══ Dataset excerpts
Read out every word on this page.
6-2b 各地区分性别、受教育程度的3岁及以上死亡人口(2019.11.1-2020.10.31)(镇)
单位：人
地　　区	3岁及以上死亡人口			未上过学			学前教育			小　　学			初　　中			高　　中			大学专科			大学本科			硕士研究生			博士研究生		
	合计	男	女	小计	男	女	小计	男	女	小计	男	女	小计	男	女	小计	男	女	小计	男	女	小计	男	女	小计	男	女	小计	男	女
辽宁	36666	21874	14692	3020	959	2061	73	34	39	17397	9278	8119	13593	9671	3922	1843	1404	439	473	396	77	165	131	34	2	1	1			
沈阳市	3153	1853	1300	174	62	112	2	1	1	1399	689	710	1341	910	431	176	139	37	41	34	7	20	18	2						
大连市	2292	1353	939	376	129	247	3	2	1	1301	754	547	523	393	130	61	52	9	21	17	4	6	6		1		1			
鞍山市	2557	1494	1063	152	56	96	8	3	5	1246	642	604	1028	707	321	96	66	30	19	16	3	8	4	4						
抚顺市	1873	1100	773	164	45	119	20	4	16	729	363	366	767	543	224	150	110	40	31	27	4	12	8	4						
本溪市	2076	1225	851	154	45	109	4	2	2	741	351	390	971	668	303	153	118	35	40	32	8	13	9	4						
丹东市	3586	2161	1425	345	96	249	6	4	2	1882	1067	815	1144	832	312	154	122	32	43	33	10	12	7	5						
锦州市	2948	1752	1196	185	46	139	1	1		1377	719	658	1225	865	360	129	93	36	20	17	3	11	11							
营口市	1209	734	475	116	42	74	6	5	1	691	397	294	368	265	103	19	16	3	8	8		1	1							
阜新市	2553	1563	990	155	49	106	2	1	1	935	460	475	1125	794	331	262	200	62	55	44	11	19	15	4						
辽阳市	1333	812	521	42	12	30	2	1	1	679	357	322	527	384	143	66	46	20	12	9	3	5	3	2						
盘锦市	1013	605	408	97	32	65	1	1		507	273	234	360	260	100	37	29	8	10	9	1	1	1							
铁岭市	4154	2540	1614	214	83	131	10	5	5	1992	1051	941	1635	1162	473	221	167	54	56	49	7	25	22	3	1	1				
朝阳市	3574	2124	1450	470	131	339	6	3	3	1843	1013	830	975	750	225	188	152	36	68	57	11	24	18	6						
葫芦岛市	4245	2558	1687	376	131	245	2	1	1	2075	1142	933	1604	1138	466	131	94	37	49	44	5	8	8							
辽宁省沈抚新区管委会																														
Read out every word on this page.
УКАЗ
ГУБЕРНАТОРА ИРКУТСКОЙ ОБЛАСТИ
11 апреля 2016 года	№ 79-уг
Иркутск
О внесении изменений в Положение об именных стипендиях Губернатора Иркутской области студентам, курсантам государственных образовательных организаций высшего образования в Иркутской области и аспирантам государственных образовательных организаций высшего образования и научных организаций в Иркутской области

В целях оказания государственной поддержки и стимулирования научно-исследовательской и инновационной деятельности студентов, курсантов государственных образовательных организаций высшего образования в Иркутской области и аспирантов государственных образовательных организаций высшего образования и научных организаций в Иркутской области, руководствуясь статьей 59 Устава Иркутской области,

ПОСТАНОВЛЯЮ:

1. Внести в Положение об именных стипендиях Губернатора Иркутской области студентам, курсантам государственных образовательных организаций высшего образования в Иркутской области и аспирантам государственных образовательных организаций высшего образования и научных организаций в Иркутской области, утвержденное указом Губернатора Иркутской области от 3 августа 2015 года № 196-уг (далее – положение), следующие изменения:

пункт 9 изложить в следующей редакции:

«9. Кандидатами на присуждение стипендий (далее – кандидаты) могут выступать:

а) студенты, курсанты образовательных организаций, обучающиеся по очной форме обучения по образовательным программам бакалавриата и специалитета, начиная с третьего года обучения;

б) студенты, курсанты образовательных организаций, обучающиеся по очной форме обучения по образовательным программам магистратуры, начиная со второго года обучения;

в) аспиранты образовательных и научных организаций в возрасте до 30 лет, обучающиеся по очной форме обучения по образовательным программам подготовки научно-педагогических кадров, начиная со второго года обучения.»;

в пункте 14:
════
_Task statement_
Copy out every line of the listing that includes the string "Положение".

_Answer below_
О внесении изменений в Положение об именных стипендиях Губернатора Иркутской области студентам, курсантам государственных образовательных организаций высшего образования в Иркутской области и аспирантам государственных образовательных организаций высшего образования и научных организаций в Иркутской области
1. Внести в Положение об именных стипендиях Губернатора Иркутской области студентам, курсантам государственных образовательных организаций высшего образования в Иркутской области и аспирантам государственных образовательных организаций высшего образования и научных организаций в Иркутской области, утвержденное указом Губернатора Иркутской области от 3 августа 2015 года № 196-уг (далее – положение), следующие изменения:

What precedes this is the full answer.